Excerpt from a dataset:
(begin)

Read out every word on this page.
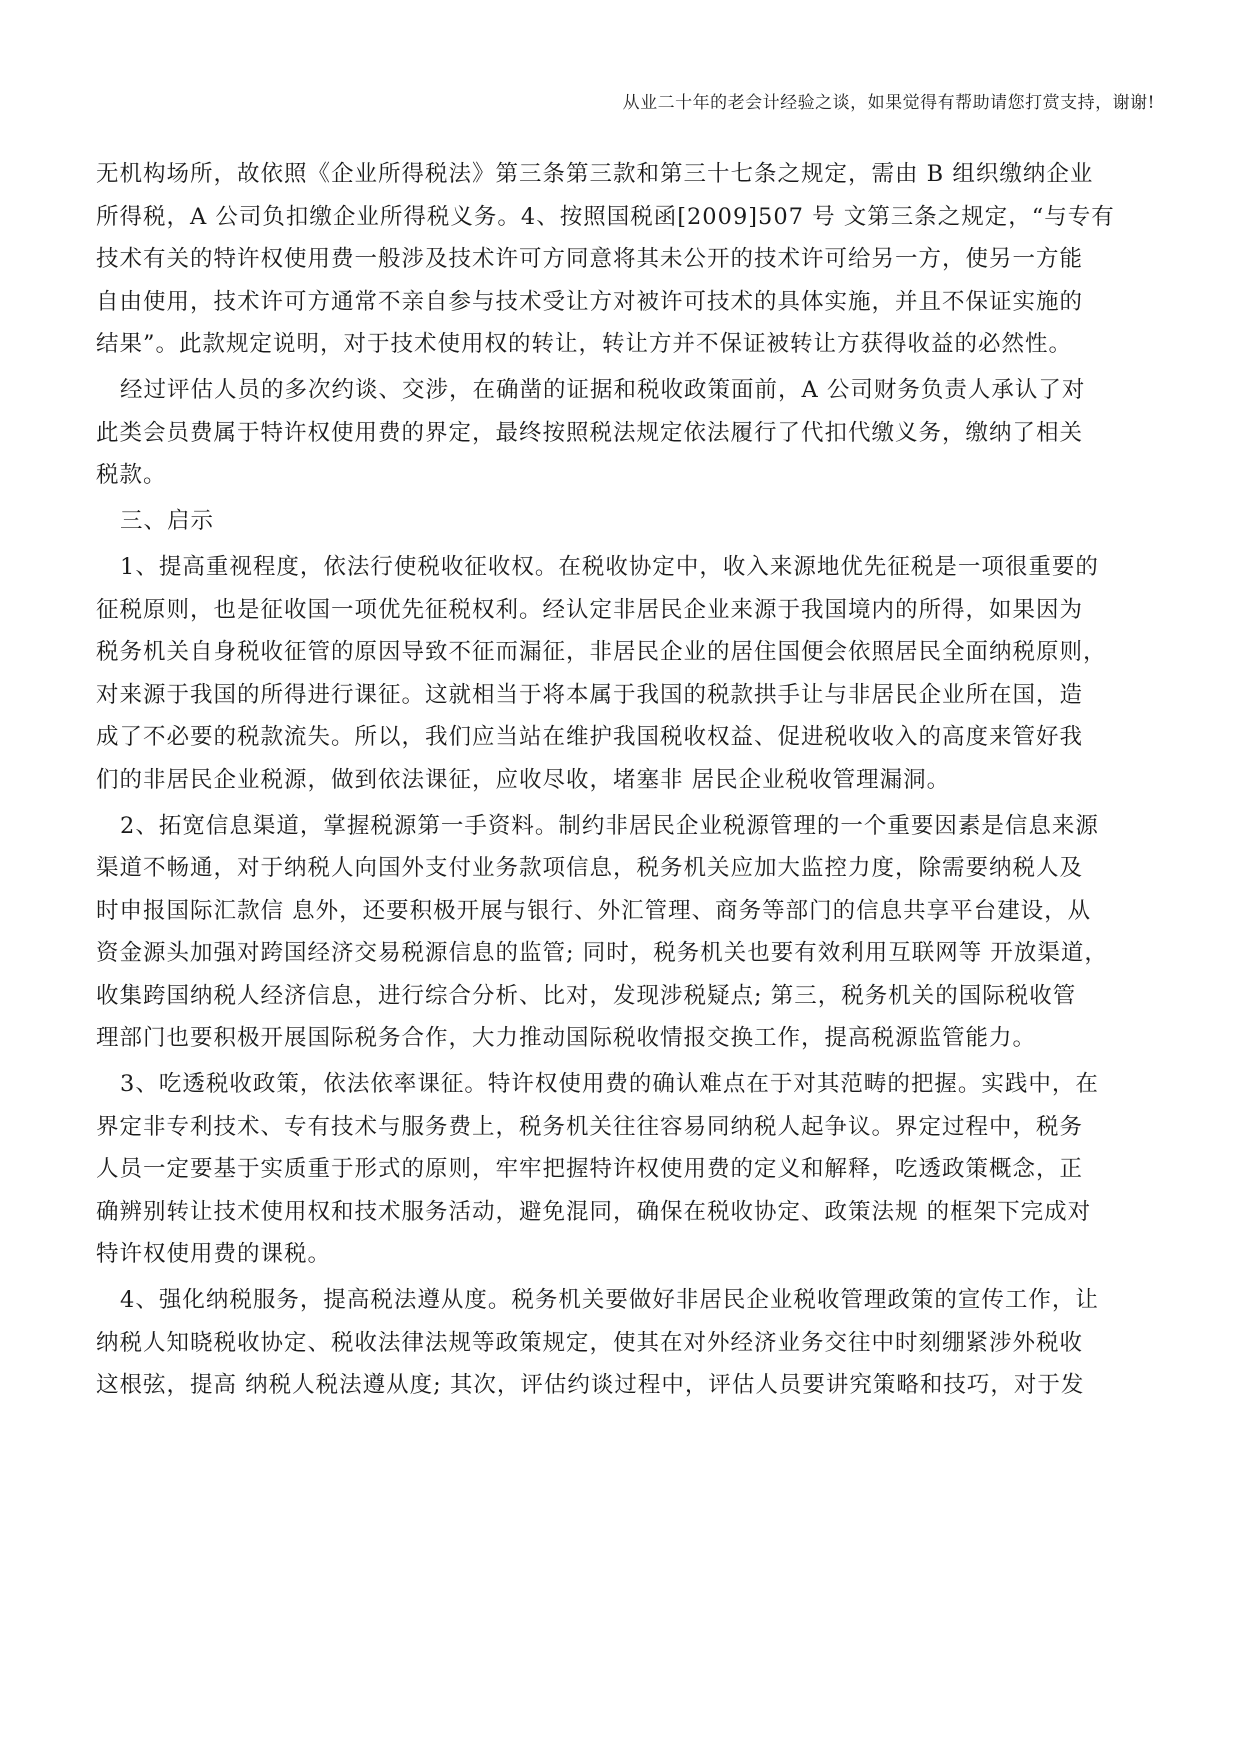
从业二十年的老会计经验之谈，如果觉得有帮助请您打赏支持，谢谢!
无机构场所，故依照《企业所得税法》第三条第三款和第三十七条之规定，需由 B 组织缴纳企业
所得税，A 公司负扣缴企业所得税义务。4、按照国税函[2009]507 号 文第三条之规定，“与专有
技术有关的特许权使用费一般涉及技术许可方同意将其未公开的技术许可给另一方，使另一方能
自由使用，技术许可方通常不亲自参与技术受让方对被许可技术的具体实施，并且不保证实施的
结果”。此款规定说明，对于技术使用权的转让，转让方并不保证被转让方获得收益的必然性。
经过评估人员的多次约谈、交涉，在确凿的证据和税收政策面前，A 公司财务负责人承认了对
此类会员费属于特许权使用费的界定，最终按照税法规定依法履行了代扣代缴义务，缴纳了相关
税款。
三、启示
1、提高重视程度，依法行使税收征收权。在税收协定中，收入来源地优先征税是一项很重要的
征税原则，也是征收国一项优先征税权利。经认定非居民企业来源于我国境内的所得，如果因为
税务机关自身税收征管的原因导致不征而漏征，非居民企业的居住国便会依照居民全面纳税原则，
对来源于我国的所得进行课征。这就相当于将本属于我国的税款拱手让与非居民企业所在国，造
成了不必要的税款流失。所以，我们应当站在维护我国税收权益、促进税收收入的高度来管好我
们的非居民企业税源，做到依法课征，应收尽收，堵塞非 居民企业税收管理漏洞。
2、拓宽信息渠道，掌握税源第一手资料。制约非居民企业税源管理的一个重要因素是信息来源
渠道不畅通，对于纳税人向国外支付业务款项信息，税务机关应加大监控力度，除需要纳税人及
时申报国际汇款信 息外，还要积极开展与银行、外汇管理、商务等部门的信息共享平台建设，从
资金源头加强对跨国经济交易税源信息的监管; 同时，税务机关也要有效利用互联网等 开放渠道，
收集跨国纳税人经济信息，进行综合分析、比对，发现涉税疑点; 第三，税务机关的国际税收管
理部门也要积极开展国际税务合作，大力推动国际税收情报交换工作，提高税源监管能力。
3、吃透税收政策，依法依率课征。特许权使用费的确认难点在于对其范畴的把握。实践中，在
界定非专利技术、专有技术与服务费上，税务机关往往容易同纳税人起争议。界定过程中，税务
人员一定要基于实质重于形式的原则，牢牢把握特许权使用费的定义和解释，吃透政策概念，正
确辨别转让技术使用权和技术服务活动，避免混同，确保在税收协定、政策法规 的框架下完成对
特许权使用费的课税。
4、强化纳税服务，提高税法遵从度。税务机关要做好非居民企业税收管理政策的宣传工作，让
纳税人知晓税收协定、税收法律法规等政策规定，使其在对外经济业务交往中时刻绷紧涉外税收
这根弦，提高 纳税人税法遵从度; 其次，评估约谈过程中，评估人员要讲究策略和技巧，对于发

(end)
(begin)

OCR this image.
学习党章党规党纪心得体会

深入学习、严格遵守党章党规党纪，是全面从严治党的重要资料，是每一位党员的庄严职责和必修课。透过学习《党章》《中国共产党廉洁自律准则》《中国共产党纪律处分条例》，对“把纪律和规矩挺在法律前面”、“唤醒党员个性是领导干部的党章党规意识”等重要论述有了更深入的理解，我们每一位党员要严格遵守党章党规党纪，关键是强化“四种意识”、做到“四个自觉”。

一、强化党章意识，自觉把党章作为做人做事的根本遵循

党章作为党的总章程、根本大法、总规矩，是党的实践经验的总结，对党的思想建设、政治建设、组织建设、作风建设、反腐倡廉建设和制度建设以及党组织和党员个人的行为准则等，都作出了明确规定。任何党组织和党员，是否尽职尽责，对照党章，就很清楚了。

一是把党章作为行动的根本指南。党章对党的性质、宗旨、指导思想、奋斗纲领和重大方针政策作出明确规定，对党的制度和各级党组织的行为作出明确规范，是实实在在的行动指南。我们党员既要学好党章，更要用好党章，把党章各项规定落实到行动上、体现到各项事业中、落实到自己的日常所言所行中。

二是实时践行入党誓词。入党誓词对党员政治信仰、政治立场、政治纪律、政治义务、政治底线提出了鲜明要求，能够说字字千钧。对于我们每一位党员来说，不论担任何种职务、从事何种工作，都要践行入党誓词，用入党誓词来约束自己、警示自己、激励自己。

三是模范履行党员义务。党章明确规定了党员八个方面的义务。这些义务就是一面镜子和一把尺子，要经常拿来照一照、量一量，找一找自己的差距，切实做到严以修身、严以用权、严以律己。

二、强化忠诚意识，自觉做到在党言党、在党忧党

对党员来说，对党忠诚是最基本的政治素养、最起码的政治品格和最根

(end)

→ SET EXERCISE
In the records above, find the lines containing "this" and copy them.

→ THE RESPONSE
Read out every word on this page.
OCR this image.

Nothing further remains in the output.